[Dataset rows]
/---

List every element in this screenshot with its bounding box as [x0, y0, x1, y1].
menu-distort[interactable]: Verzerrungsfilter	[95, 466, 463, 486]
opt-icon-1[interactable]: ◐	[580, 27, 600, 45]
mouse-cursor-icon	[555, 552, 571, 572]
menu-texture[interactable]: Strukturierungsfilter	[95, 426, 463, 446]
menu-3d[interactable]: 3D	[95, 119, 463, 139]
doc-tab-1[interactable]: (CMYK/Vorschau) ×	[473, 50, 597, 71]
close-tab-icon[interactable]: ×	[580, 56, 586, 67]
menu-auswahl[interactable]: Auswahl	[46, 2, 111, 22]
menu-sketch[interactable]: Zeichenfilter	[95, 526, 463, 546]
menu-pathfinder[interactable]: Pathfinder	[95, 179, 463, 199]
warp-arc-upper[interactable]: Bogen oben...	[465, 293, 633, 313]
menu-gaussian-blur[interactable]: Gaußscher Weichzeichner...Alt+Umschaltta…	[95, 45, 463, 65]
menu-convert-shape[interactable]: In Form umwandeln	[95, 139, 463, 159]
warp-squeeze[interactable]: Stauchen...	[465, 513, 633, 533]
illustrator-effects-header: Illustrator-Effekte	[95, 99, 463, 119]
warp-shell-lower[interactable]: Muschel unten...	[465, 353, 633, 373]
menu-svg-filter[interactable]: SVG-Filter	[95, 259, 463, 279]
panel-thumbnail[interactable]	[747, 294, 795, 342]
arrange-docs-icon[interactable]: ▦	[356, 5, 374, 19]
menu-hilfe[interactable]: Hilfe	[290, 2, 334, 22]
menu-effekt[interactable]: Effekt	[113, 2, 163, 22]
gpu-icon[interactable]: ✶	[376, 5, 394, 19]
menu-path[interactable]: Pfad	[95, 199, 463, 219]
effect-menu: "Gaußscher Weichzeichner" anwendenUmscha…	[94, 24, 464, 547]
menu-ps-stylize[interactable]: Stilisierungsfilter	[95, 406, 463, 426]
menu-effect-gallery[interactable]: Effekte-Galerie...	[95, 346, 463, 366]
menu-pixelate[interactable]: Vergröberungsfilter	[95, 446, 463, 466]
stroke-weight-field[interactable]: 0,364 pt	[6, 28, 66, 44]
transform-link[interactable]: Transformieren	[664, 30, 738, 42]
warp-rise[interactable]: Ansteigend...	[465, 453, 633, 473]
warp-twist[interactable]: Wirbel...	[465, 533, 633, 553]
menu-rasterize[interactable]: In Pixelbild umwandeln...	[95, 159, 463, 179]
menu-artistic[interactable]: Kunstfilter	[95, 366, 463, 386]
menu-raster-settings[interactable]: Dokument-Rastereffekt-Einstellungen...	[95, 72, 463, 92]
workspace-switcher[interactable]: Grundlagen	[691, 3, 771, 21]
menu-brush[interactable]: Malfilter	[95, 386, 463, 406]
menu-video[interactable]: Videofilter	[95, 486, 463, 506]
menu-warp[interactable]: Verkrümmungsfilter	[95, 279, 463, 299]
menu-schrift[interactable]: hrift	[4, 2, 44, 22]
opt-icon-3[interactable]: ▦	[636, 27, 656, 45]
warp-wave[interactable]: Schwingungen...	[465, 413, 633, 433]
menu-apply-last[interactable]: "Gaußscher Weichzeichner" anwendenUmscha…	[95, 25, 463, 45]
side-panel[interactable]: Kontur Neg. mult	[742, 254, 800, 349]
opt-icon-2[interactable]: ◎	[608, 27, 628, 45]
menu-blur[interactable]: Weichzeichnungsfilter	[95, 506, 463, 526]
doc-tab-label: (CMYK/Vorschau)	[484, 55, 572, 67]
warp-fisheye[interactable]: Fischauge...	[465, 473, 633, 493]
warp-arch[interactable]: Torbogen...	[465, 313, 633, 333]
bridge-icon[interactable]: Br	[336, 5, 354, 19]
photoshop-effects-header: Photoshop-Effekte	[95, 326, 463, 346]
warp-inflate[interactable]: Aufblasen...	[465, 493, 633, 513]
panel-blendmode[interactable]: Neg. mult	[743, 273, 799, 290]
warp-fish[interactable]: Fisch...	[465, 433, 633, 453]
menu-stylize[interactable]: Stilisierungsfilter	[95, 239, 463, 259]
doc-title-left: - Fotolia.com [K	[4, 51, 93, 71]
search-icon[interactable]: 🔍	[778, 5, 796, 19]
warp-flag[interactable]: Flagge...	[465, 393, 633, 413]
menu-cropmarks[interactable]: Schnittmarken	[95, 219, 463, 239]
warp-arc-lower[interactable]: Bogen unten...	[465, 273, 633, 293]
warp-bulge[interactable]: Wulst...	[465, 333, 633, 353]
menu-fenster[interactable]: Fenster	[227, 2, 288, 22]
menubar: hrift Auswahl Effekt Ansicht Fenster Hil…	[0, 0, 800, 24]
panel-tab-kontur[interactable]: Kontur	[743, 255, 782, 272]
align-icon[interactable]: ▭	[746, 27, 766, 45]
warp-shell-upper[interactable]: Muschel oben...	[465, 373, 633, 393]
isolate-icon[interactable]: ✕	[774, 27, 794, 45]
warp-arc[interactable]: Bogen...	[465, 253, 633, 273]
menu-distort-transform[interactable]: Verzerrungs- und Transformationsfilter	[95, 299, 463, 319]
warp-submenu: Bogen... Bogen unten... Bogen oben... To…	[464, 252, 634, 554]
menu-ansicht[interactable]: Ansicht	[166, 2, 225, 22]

\---

• _Your task_: Copy the lines of the rows above, from the first line through the line containing "179, 463, 199]", inclusive.

• _Task output_:
List every element in this screenshot with its bounding box as [x0, y0, x1, y1].
menu-distort[interactable]: Verzerrungsfilter	[95, 466, 463, 486]
opt-icon-1[interactable]: ◐	[580, 27, 600, 45]
mouse-cursor-icon	[555, 552, 571, 572]
menu-texture[interactable]: Strukturierungsfilter	[95, 426, 463, 446]
menu-3d[interactable]: 3D	[95, 119, 463, 139]
doc-tab-1[interactable]: (CMYK/Vorschau) ×	[473, 50, 597, 71]
close-tab-icon[interactable]: ×	[580, 56, 586, 67]
menu-auswahl[interactable]: Auswahl	[46, 2, 111, 22]
menu-sketch[interactable]: Zeichenfilter	[95, 526, 463, 546]
menu-pathfinder[interactable]: Pathfinder	[95, 179, 463, 199]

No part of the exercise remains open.